─── TEXTE SÉLECTIONNÉ ───

Une femme qui a fréquenté l'école du pasteur baptiste Claude Guillot dans les années 80 affirme que l'établissement fonctionnait « comme une secte ».

Un texte de Yannick Bergeron

Cette femme ne fait pas partie des victimes alléguées, mais la Couronne lui a demandé de témoigner au procès de Guillot, accusé de sévices physiques sur six élèves.

La témoin avait une dizaine d'années quand ses parents l'ont inscrite à l'école La Bonne Semence de Victoriaville.

Elle affirme avoir vu des enfants les yeux rougis et les fesses endoloris après être sortis d'un local voué à la correction physique.

Un coussin était même prévu pour que les élèves puissent s'asseoir à leur retour.

Des dirigeants témoignent

André Pinard qui agissait à titre de supérieur dans la communauté baptiste a éclaté en sanglots au moment d'évoquer les corrections physiques données par Guillot.

Quand l'avocate de la poursuite lui a demandé pourquoi il était émotif, il a répondu : « à cause de la violence ».

─── DONNÉES FOURNIES ───

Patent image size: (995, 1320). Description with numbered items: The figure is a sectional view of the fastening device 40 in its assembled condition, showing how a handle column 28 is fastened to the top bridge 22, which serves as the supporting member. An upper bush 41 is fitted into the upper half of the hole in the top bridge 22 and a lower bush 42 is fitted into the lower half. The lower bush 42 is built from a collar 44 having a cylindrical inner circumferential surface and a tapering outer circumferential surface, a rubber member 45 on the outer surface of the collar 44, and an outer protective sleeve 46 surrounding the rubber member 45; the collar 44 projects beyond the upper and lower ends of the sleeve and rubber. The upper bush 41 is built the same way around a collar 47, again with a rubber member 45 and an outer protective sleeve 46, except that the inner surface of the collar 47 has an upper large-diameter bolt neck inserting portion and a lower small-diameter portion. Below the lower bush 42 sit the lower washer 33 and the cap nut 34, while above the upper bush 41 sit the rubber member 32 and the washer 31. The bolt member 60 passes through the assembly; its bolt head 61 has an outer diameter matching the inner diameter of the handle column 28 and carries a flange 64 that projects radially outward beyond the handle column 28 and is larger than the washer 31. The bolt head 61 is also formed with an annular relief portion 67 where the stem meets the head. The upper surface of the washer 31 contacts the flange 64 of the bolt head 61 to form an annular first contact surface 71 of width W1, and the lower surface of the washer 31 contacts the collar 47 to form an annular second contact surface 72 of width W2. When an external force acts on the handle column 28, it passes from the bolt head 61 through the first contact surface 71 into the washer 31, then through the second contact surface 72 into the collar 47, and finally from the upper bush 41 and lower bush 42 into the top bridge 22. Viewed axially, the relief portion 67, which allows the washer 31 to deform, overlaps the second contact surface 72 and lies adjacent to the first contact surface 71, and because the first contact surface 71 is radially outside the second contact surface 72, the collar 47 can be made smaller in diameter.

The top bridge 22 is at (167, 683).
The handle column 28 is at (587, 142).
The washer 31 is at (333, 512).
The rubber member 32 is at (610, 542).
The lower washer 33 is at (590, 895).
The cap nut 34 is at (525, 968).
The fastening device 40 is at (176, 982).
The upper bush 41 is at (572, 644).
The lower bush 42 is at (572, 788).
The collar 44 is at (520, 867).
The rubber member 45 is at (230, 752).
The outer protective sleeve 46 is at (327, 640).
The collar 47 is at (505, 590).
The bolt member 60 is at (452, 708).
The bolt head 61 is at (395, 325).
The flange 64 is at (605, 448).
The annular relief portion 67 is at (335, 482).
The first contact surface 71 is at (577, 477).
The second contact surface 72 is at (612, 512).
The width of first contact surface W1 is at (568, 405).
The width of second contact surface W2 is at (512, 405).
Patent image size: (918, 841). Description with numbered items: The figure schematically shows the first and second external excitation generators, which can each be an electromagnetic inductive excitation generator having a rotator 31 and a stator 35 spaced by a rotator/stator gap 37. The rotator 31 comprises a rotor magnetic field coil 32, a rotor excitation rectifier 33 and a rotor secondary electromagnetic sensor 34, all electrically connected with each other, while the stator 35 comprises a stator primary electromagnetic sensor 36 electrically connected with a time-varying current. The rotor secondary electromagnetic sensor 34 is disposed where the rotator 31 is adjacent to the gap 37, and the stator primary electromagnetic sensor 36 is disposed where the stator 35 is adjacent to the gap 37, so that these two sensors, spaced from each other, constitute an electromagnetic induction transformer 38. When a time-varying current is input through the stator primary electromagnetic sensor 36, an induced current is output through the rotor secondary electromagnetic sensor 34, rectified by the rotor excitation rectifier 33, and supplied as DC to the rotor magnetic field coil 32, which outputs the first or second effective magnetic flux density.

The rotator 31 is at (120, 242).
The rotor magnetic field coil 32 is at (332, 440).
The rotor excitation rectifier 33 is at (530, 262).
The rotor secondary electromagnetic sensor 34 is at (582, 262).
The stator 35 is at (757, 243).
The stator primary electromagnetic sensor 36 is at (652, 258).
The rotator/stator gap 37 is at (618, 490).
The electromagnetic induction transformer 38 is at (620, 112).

───

» OBJET DE L'EXERCICE: Recopiez sans modification le passage de l'extrait sur le procès du pasteur Claude Guillot qui va de « La témoin avait » jusqu'à « données par Guillot. » inclus.

» TÂCHE RÉALISÉE:
La témoin avait une dizaine d'années quand ses parents l'ont inscrite à l'école La Bonne Semence de Victoriaville.

Elle affirme avoir vu des enfants les yeux rougis et les fesses endoloris après être sortis d'un local voué à la correction physique.

Un coussin était même prévu pour que les élèves puissent s'asseoir à leur retour.

Des dirigeants témoignent

André Pinard qui agissait à titre de supérieur dans la communauté baptiste a éclaté en sanglots au moment d'évoquer les corrections physiques données par Guillot.